_INSTRUCTION:_ Set down the material below word for word, excluding the pictures.

_RECORD LIST:_
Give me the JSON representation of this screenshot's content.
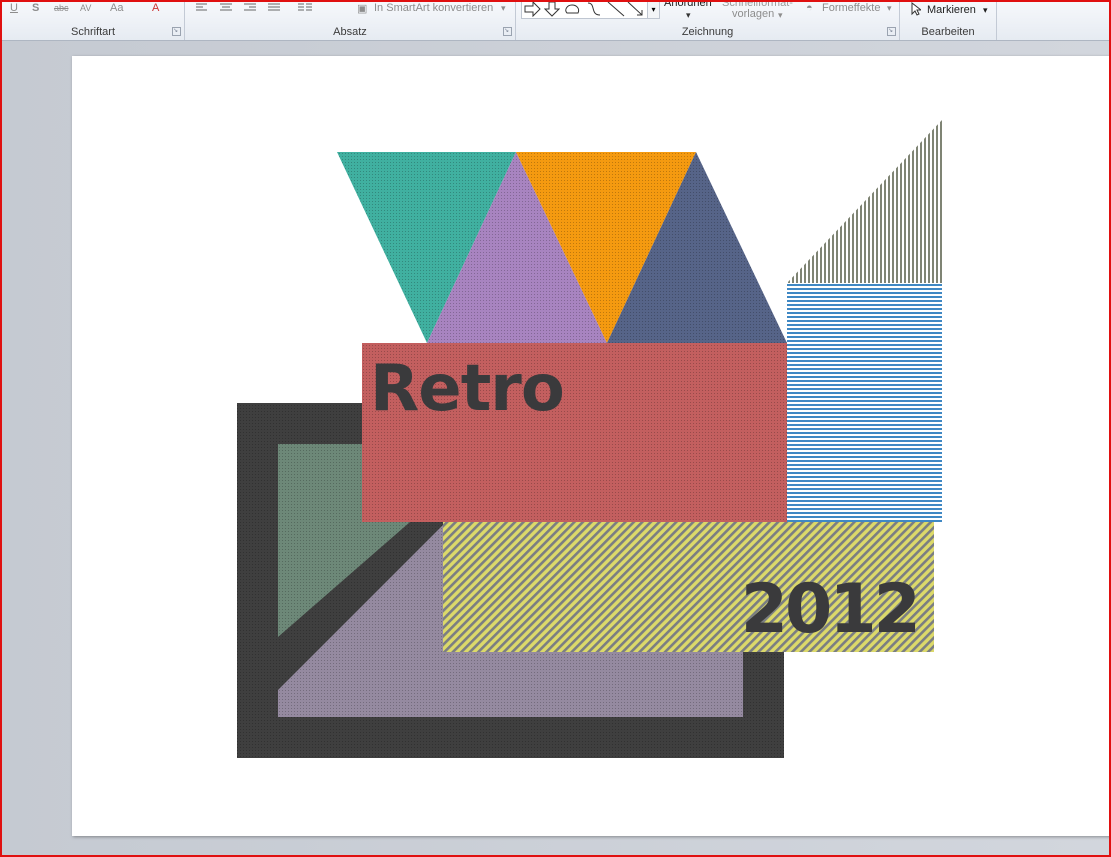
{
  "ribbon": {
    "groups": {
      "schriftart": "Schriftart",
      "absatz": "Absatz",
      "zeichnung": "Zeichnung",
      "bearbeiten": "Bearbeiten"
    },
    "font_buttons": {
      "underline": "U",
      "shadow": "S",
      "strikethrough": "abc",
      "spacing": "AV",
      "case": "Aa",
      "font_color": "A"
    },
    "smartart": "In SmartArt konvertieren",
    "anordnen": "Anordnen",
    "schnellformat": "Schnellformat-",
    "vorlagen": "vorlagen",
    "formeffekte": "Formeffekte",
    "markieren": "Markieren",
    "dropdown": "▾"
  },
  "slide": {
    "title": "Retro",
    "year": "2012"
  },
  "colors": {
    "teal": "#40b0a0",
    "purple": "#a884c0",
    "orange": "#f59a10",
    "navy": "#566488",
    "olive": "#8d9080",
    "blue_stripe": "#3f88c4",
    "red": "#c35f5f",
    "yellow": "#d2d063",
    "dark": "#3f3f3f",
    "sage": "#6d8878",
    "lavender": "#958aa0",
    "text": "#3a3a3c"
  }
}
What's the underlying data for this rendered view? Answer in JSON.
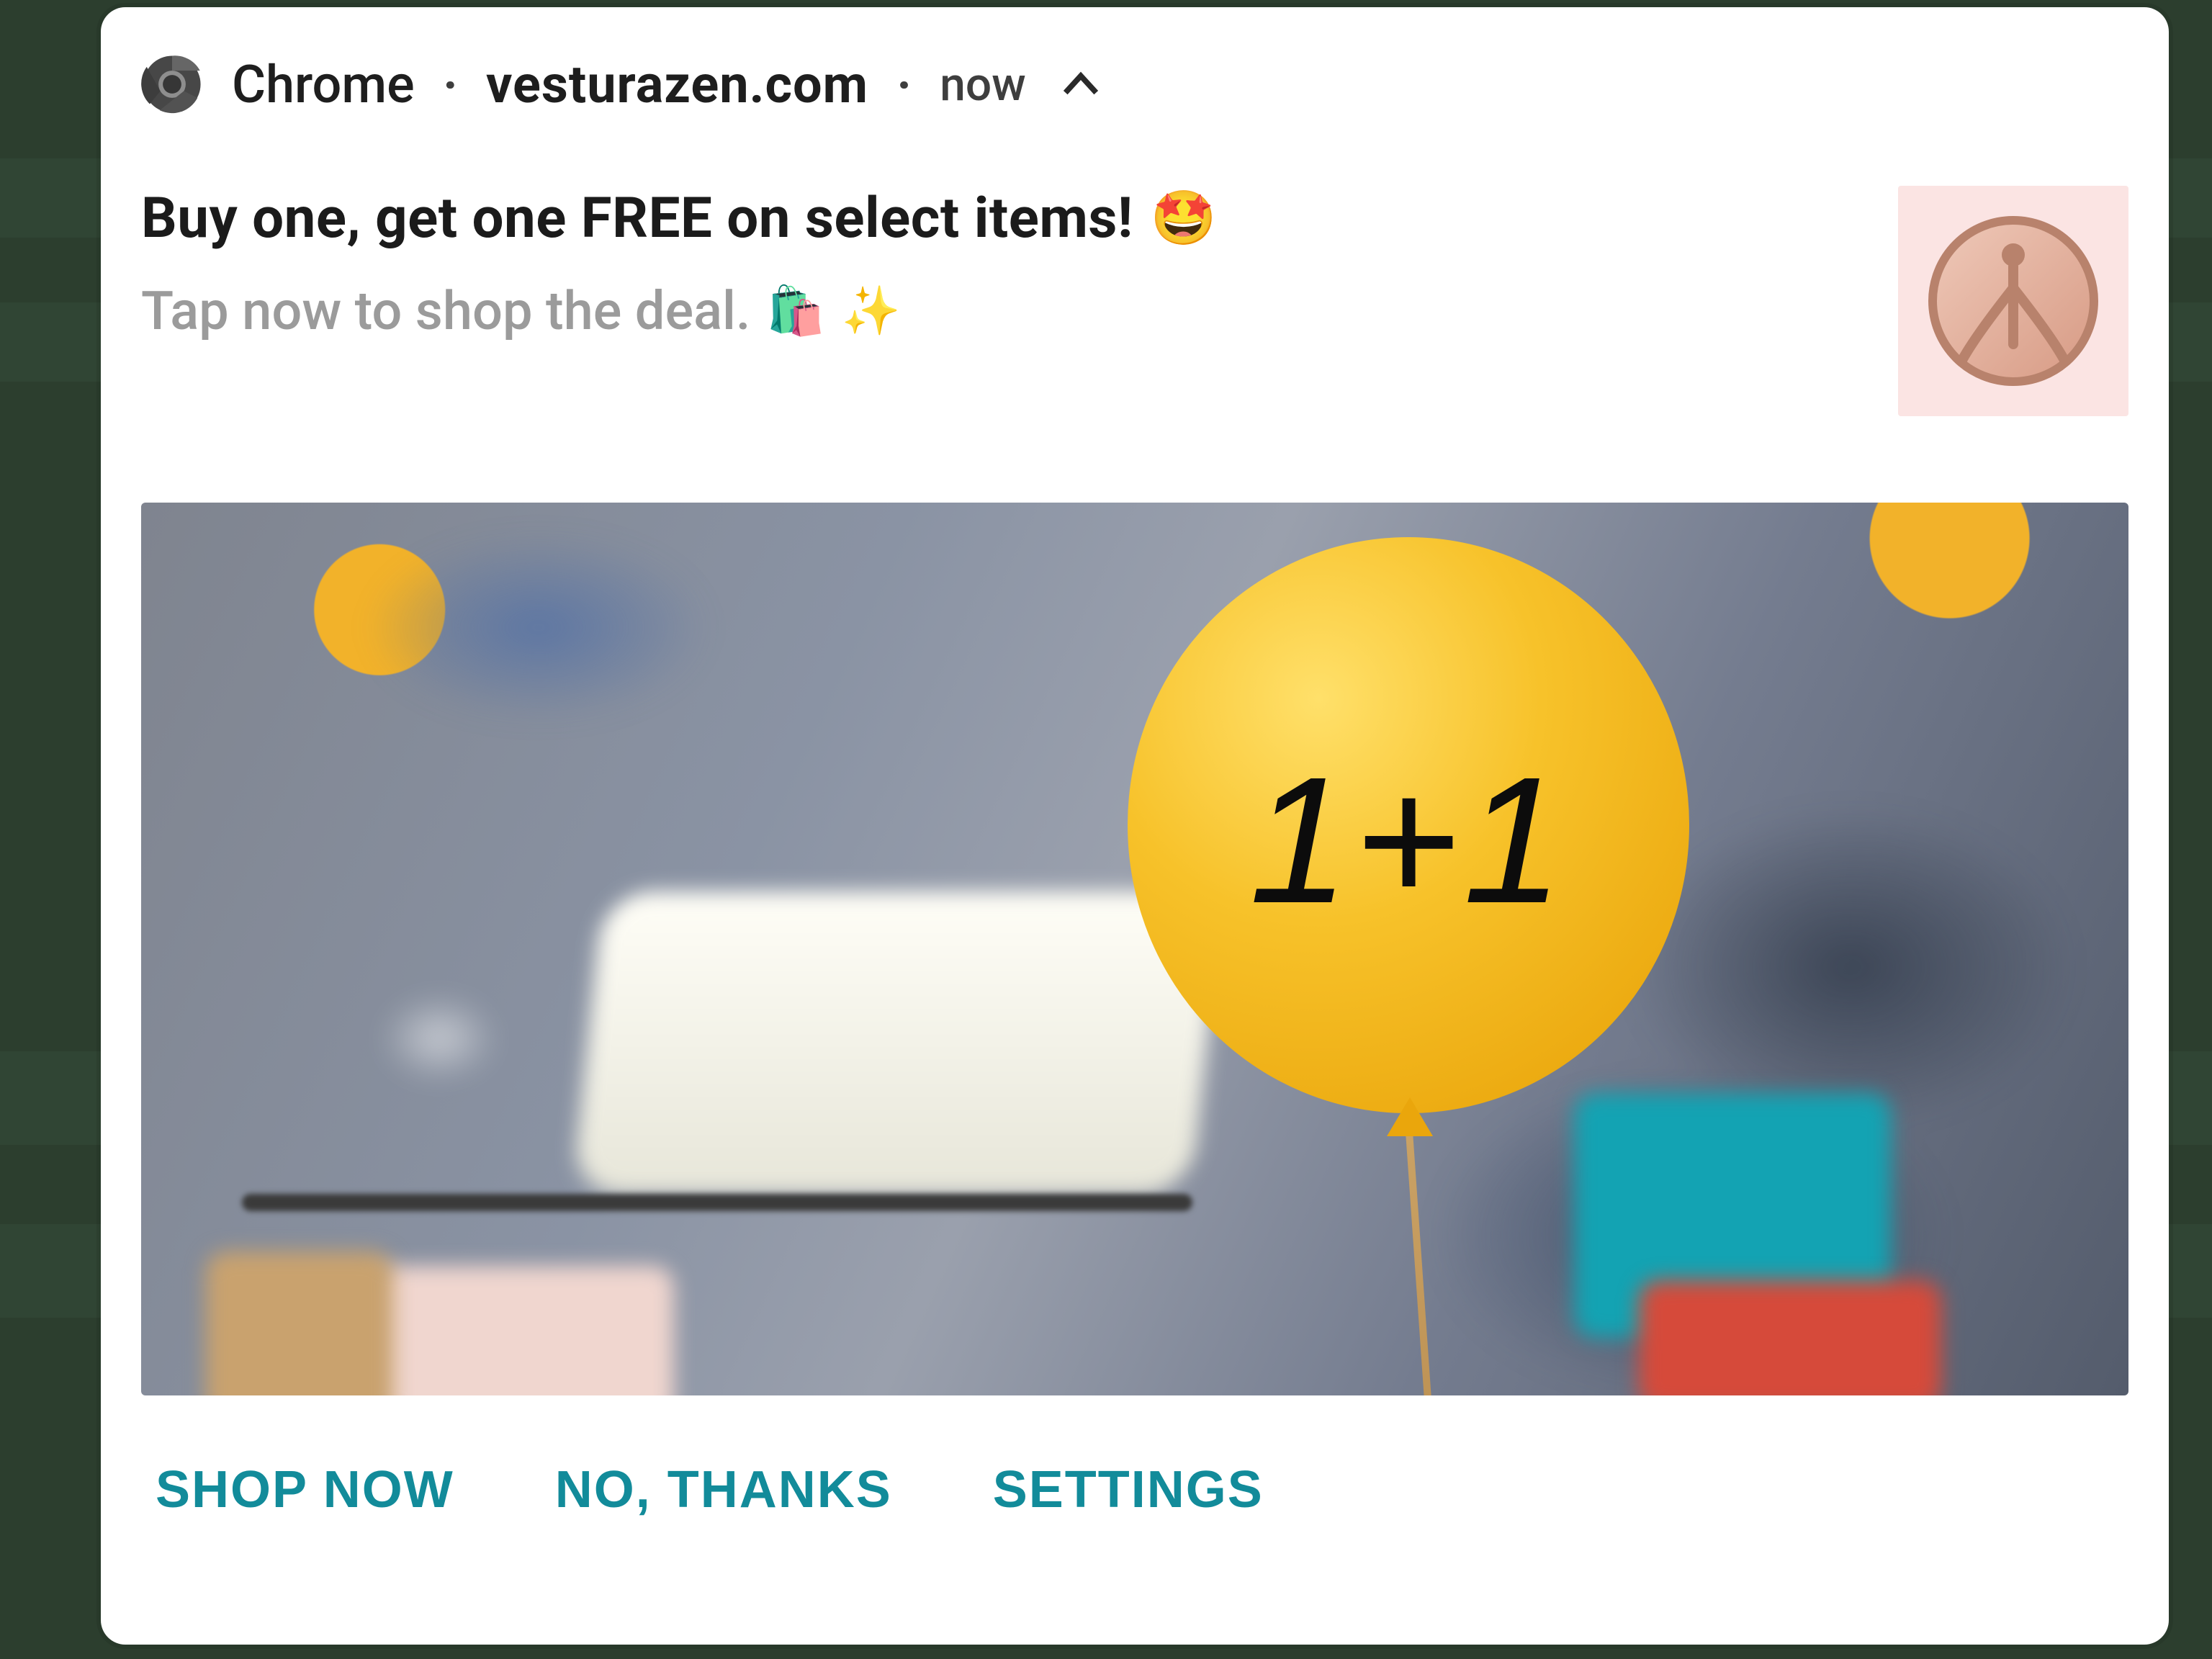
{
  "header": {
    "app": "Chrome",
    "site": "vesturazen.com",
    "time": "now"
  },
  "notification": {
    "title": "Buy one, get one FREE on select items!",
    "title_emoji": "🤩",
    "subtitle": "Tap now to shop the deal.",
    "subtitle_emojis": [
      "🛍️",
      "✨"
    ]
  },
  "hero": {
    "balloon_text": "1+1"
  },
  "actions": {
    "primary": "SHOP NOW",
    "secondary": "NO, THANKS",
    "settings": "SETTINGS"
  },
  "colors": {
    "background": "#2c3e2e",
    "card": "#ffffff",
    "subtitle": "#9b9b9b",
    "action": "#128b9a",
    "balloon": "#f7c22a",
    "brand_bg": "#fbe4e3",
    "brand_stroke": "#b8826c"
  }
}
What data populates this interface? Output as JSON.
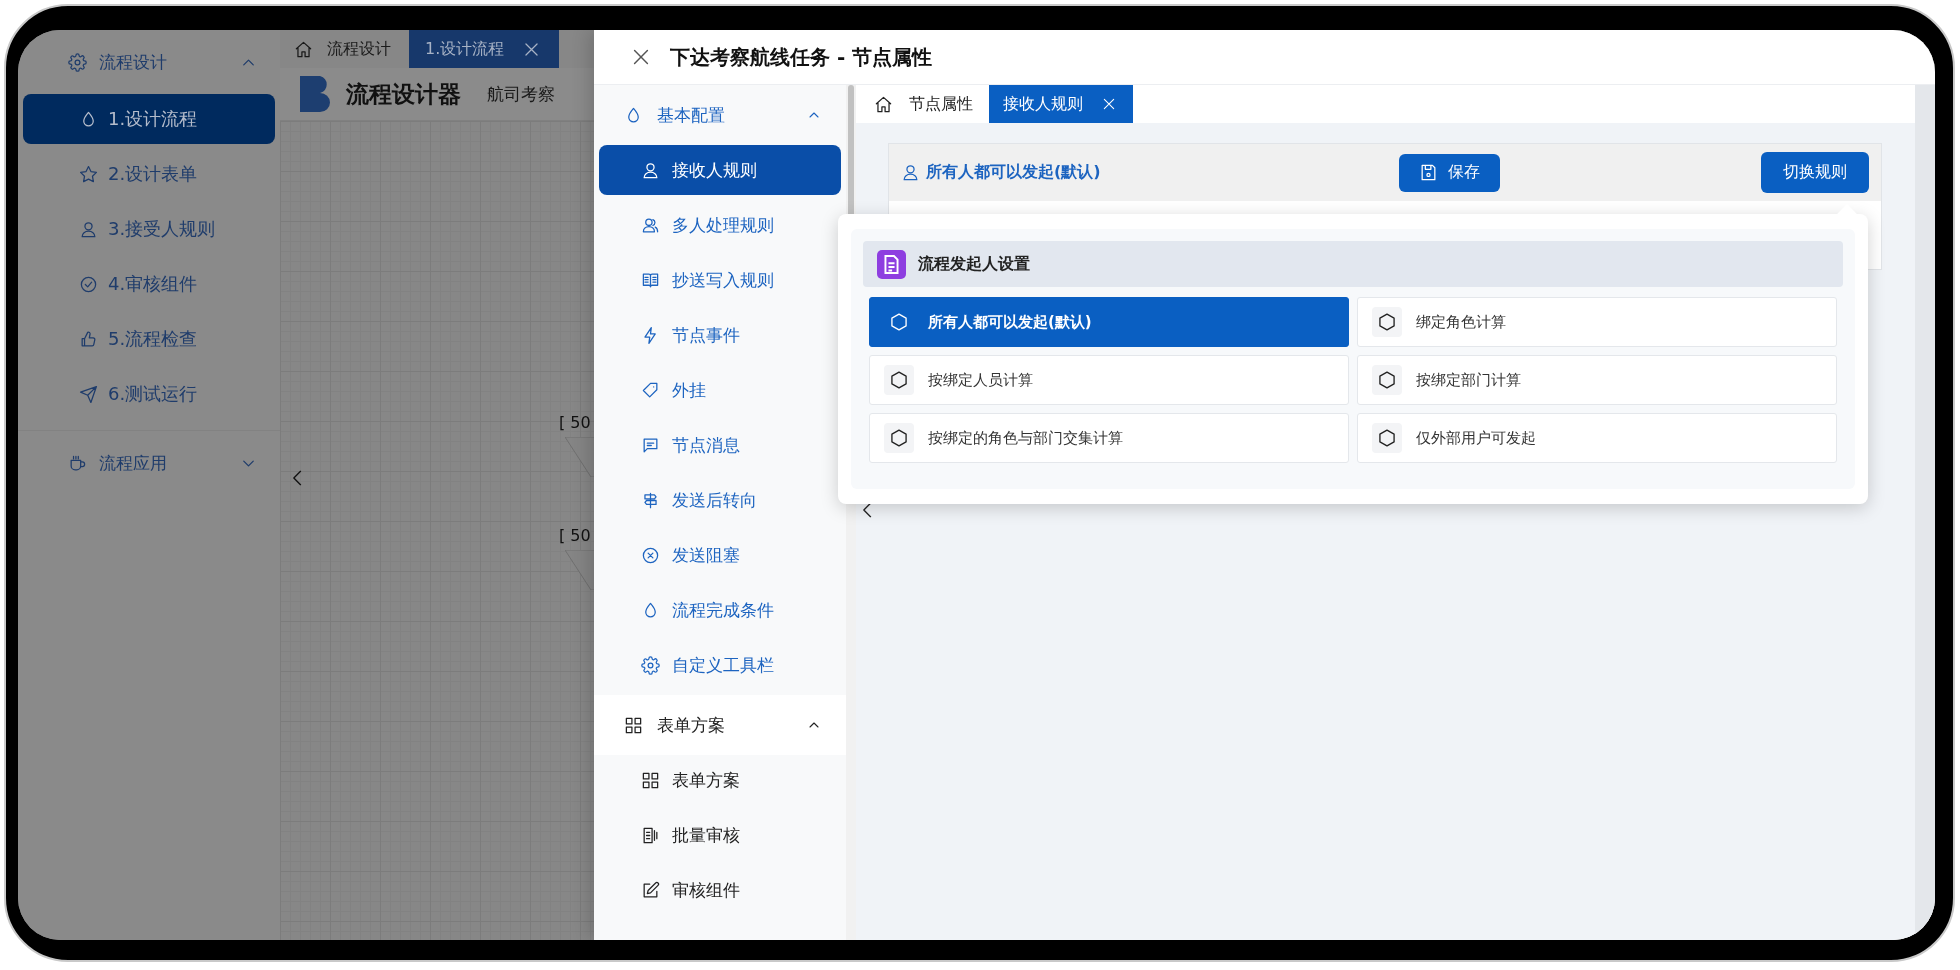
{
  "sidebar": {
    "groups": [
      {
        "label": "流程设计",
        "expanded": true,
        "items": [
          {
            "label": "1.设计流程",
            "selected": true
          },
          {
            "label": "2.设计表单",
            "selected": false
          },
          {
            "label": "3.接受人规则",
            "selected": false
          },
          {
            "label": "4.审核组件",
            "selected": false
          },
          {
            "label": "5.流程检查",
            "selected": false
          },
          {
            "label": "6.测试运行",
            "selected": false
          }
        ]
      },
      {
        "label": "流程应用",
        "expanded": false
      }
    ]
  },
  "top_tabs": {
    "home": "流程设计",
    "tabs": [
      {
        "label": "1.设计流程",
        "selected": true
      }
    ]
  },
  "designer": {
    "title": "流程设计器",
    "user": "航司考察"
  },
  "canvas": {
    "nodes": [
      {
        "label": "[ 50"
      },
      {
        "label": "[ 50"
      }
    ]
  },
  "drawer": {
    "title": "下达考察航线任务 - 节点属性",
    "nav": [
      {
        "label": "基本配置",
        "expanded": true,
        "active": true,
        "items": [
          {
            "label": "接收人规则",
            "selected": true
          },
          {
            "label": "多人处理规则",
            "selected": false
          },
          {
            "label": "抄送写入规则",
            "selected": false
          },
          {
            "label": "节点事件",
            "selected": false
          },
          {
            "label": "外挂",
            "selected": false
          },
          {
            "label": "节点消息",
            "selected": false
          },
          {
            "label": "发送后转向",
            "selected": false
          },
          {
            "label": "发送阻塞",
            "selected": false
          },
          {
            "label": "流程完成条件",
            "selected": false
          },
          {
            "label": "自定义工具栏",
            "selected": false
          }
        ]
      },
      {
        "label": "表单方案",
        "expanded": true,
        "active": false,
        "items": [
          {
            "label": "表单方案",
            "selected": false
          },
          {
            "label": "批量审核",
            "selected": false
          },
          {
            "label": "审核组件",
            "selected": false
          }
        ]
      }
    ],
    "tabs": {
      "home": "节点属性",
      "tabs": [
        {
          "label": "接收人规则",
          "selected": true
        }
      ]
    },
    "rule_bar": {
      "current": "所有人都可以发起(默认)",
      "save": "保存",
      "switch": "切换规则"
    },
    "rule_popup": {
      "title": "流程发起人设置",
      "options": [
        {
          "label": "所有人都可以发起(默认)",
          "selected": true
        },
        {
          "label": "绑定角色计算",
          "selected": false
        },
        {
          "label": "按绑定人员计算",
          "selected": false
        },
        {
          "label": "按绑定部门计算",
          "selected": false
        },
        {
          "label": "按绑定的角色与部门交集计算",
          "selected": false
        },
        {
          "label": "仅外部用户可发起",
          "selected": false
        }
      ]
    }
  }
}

_ANSWER TO THIS EXERCISE:_
Give me the JSON representation of this screenshot's content.
{
  "ribbon": {
    "groups": {
      "schriftart": "Schriftart",
      "absatz": "Absatz",
      "zeichnung": "Zeichnung",
      "bearbeiten": "Bearbeiten"
    },
    "font_buttons": {
      "underline": "U",
      "shadow": "S",
      "strikethrough": "abc",
      "spacing": "AV",
      "case": "Aa",
      "font_color": "A"
    },
    "smartart": "In SmartArt konvertieren",
    "anordnen": "Anordnen",
    "schnellformat": "Schnellformat-",
    "vorlagen": "vorlagen",
    "formeffekte": "Formeffekte",
    "markieren": "Markieren",
    "dropdown": "▾"
  },
  "slide": {
    "title": "Retro",
    "year": "2012"
  },
  "colors": {
    "teal": "#40b0a0",
    "purple": "#a884c0",
    "orange": "#f59a10",
    "navy": "#566488",
    "olive": "#8d9080",
    "blue_stripe": "#3f88c4",
    "red": "#c35f5f",
    "yellow": "#d2d063",
    "dark": "#3f3f3f",
    "sage": "#6d8878",
    "lavender": "#958aa0",
    "text": "#3a3a3c"
  }
}
What's the underlying data for this rendered view? Answer in JSON.
{
  "header": {
    "app": "Chrome",
    "site": "vesturazen.com",
    "time": "now"
  },
  "notification": {
    "title": "Buy one, get one FREE on select items!",
    "title_emoji": "🤩",
    "subtitle": "Tap now to shop the deal.",
    "subtitle_emojis": [
      "🛍️",
      "✨"
    ]
  },
  "hero": {
    "balloon_text": "1+1"
  },
  "actions": {
    "primary": "SHOP NOW",
    "secondary": "NO, THANKS",
    "settings": "SETTINGS"
  },
  "colors": {
    "background": "#2c3e2e",
    "card": "#ffffff",
    "subtitle": "#9b9b9b",
    "action": "#128b9a",
    "balloon": "#f7c22a",
    "brand_bg": "#fbe4e3",
    "brand_stroke": "#b8826c"
  }
}
What data populates this interface? Output as JSON.
{
  "sidebar": {
    "groups": [
      {
        "label": "流程设计",
        "expanded": true,
        "items": [
          {
            "label": "1.设计流程",
            "selected": true
          },
          {
            "label": "2.设计表单",
            "selected": false
          },
          {
            "label": "3.接受人规则",
            "selected": false
          },
          {
            "label": "4.审核组件",
            "selected": false
          },
          {
            "label": "5.流程检查",
            "selected": false
          },
          {
            "label": "6.测试运行",
            "selected": false
          }
        ]
      },
      {
        "label": "流程应用",
        "expanded": false
      }
    ]
  },
  "top_tabs": {
    "home": "流程设计",
    "tabs": [
      {
        "label": "1.设计流程",
        "selected": true
      }
    ]
  },
  "designer": {
    "title": "流程设计器",
    "user": "航司考察"
  },
  "canvas": {
    "nodes": [
      {
        "label": "[ 50"
      },
      {
        "label": "[ 50"
      }
    ]
  },
  "drawer": {
    "title": "下达考察航线任务 - 节点属性",
    "nav": [
      {
        "label": "基本配置",
        "expanded": true,
        "active": true,
        "items": [
          {
            "label": "接收人规则",
            "selected": true
          },
          {
            "label": "多人处理规则",
            "selected": false
          },
          {
            "label": "抄送写入规则",
            "selected": false
          },
          {
            "label": "节点事件",
            "selected": false
          },
          {
            "label": "外挂",
            "selected": false
          },
          {
            "label": "节点消息",
            "selected": false
          },
          {
            "label": "发送后转向",
            "selected": false
          },
          {
            "label": "发送阻塞",
            "selected": false
          },
          {
            "label": "流程完成条件",
            "selected": false
          },
          {
            "label": "自定义工具栏",
            "selected": false
          }
        ]
      },
      {
        "label": "表单方案",
        "expanded": true,
        "active": false,
        "items": [
          {
            "label": "表单方案",
            "selected": false
          },
          {
            "label": "批量审核",
            "selected": false
          },
          {
            "label": "审核组件",
            "selected": false
          }
        ]
      }
    ],
    "tabs": {
      "home": "节点属性",
      "tabs": [
        {
          "label": "接收人规则",
          "selected": true
        }
      ]
    },
    "rule_bar": {
      "current": "所有人都可以发起(默认)",
      "save": "保存",
      "switch": "切换规则"
    },
    "rule_popup": {
      "title": "流程发起人设置",
      "options": [
        {
          "label": "所有人都可以发起(默认)",
          "selected": true
        },
        {
          "label": "绑定角色计算",
          "selected": false
        },
        {
          "label": "按绑定人员计算",
          "selected": false
        },
        {
          "label": "按绑定部门计算",
          "selected": false
        },
        {
          "label": "按绑定的角色与部门交集计算",
          "selected": false
        },
        {
          "label": "仅外部用户可发起",
          "selected": false
        }
      ]
    }
  }
}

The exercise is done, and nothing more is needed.